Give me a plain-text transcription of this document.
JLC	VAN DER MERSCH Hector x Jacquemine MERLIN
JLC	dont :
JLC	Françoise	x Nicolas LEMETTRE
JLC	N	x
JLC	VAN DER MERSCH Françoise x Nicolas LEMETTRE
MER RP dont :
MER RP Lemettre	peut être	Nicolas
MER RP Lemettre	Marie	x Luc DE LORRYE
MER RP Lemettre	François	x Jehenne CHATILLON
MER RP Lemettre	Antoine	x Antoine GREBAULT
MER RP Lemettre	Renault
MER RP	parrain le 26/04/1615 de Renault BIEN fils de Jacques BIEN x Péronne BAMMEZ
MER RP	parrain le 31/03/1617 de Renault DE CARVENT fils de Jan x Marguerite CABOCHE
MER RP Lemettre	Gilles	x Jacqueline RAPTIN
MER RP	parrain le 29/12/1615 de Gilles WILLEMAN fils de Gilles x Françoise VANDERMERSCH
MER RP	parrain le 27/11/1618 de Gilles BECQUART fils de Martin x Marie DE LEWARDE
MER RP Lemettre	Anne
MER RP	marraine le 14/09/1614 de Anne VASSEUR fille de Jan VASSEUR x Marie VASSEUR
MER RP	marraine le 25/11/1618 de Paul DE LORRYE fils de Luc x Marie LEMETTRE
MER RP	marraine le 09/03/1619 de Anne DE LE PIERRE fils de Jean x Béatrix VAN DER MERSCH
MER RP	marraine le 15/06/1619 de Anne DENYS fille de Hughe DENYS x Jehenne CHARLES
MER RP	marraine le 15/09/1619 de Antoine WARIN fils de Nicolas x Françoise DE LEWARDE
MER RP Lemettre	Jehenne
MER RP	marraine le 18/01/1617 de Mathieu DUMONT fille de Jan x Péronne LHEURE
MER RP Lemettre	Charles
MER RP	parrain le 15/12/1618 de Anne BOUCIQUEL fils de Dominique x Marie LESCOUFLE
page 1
= = = = =
Exercise directions
Locate each line with the word "Jehenne" and copy it.

The output
MER RP Lemettre	François	x Jehenne CHATILLON
MER RP	marraine le 15/06/1619 de Anne DENYS fille de Hughe DENYS x Jehenne CHARLES
MER RP Lemettre	Jehenne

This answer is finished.